**WHAT YOU HAVE TO DO:** Format every line of the data below as a JSON list of strings, one string per line, with blank lines omitted.

Data records:
--- Start ---

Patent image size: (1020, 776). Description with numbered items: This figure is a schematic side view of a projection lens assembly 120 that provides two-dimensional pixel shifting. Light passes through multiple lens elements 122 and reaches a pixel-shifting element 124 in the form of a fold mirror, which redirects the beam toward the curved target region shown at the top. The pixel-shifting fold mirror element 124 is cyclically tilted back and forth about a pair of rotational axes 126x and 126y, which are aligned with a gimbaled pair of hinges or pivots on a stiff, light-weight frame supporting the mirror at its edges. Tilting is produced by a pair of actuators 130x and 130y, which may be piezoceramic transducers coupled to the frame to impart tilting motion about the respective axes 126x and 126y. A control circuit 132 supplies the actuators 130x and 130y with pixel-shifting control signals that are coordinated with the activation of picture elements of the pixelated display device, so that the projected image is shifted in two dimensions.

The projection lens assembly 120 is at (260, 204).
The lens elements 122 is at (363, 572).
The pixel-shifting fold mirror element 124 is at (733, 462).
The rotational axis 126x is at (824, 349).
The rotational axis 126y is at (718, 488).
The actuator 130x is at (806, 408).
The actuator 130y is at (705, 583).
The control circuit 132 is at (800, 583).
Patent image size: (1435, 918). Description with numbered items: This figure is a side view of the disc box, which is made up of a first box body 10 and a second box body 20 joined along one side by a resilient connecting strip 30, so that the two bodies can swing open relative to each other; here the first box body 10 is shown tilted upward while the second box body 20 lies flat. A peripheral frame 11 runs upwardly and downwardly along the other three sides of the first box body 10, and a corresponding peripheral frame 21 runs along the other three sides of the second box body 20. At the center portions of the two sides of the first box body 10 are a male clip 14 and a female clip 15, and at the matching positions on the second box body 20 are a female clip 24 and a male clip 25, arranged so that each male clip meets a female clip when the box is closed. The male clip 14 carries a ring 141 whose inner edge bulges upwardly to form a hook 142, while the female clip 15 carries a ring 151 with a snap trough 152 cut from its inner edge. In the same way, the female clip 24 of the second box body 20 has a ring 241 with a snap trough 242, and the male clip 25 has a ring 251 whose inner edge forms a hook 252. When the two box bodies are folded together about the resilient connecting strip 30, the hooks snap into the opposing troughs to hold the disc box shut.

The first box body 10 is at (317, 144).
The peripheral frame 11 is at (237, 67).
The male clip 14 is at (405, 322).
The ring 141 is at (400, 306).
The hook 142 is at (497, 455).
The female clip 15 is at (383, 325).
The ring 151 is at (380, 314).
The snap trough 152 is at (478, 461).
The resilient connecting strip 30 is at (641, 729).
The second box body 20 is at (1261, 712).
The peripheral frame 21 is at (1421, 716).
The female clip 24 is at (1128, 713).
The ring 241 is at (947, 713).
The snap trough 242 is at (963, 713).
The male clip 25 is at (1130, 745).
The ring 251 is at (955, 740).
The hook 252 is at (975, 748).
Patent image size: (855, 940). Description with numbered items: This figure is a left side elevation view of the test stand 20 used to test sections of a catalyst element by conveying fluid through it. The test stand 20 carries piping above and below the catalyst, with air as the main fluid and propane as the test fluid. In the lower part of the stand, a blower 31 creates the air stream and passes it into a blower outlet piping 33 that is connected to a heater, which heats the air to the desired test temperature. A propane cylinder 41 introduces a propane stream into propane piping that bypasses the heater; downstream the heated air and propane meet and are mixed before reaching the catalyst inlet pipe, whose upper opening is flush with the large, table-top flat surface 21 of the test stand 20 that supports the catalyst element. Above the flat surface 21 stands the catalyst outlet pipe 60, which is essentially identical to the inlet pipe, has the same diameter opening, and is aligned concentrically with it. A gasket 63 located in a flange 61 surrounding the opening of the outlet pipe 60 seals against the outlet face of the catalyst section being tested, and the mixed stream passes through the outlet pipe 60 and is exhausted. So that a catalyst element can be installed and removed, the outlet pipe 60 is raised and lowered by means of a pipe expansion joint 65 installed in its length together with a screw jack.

--- End ---

**ANSWER FOR THIS EXERCISE:**
[
  "Patent image size: (1020, 776). Description with numbered items: This figure is a schematic side view of a projection lens assembly 120 that provides two-dimensional pixel shifting. Light passes through multiple lens elements 122 and reaches a pixel-shifting element 124 in the form of a fold mirror, which redirects the beam toward the curved target region shown at the top. The pixel-shifting fold mirror element 124 is cyclically tilted back and forth about a pair of rotational axes 126x and 126y, which are aligned with a gimbaled pair of hinges or pivots on a stiff, light-weight frame supporting the mirror at its edges. Tilting is produced by a pair of actuators 130x and 130y, which may be piezoceramic transducers coupled to the frame to impart tilting motion about the respective axes 126x and 126y. A control circuit 132 supplies the actuators 130x and 130y with pixel-shifting control signals that are coordinated with the activation of picture elements of the pixelated display device, so that the projected image is shifted in two dimensions.",
  "The projection lens assembly 120 is at (260, 204).",
  "The lens elements 122 is at (363, 572).",
  "The pixel-shifting fold mirror element 124 is at (733, 462).",
  "The rotational axis 126x is at (824, 349).",
  "The rotational axis 126y is at (718, 488).",
  "The actuator 130x is at (806, 408).",
  "The actuator 130y is at (705, 583).",
  "The control circuit 132 is at (800, 583).",
  "Patent image size: (1435, 918). Description with numbered items: This figure is a side view of the disc box, which is made up of a first box body 10 and a second box body 20 joined along one side by a resilient connecting strip 30, so that the two bodies can swing open relative to each other; here the first box body 10 is shown tilted upward while the second box body 20 lies flat. A peripheral frame 11 runs upwardly and downwardly along the other three sides of the first box body 10, and a corresponding peripheral frame 21 runs along the other three sides of the second box body 20. At the center portions of the two sides of the first box body 10 are a male clip 14 and a female clip 15, and at the matching positions on the second box body 20 are a female clip 24 and a male clip 25, arranged so that each male clip meets a female clip when the box is closed. The male clip 14 carries a ring 141 whose inner edge bulges upwardly to form a hook 142, while the female clip 15 carries a ring 151 with a snap trough 152 cut from its inner edge. In the same way, the female clip 24 of the second box body 20 has a ring 241 with a snap trough 242, and the male clip 25 has a ring 251 whose inner edge forms a hook 252. When the two box bodies are folded together about the resilient connecting strip 30, the hooks snap into the opposing troughs to hold the disc box shut.",
  "The first box body 10 is at (317, 144).",
  "The peripheral frame 11 is at (237, 67).",
  "The male clip 14 is at (405, 322).",
  "The ring 141 is at (400, 306).",
  "The hook 142 is at (497, 455).",
  "The female clip 15 is at (383, 325).",
  "The ring 151 is at (380, 314).",
  "The snap trough 152 is at (478, 461).",
  "The resilient connecting strip 30 is at (641, 729).",
  "The second box body 20 is at (1261, 712).",
  "The peripheral frame 21 is at (1421, 716).",
  "The female clip 24 is at (1128, 713).",
  "The ring 241 is at (947, 713).",
  "The snap trough 242 is at (963, 713).",
  "The male clip 25 is at (1130, 745).",
  "The ring 251 is at (955, 740).",
  "The hook 252 is at (975, 748).",
  "Patent image size: (855, 940). Description with numbered items: This figure is a left side elevation view of the test stand 20 used to test sections of a catalyst element by conveying fluid through it. The test stand 20 carries piping above and below the catalyst, with air as the main fluid and propane as the test fluid. In the lower part of the stand, a blower 31 creates the air stream and passes it into a blower outlet piping 33 that is connected to a heater, which heats the air to the desired test temperature. A propane cylinder 41 introduces a propane stream into propane piping that bypasses the heater; downstream the heated air and propane meet and are mixed before reaching the catalyst inlet pipe, whose upper opening is flush with the large, table-top flat surface 21 of the test stand 20 that supports the catalyst element. Above the flat surface 21 stands the catalyst outlet pipe 60, which is essentially identical to the inlet pipe, has the same diameter opening, and is aligned concentrically with it. A gasket 63 located in a flange 61 surrounding the opening of the outlet pipe 60 seals against the outlet face of the catalyst section being tested, and the mixed stream passes through the outlet pipe 60 and is exhausted. So that a catalyst element can be installed and removed, the outlet pipe 60 is raised and lowered by means of a pipe expansion joint 65 installed in its length together with a screw jack."
]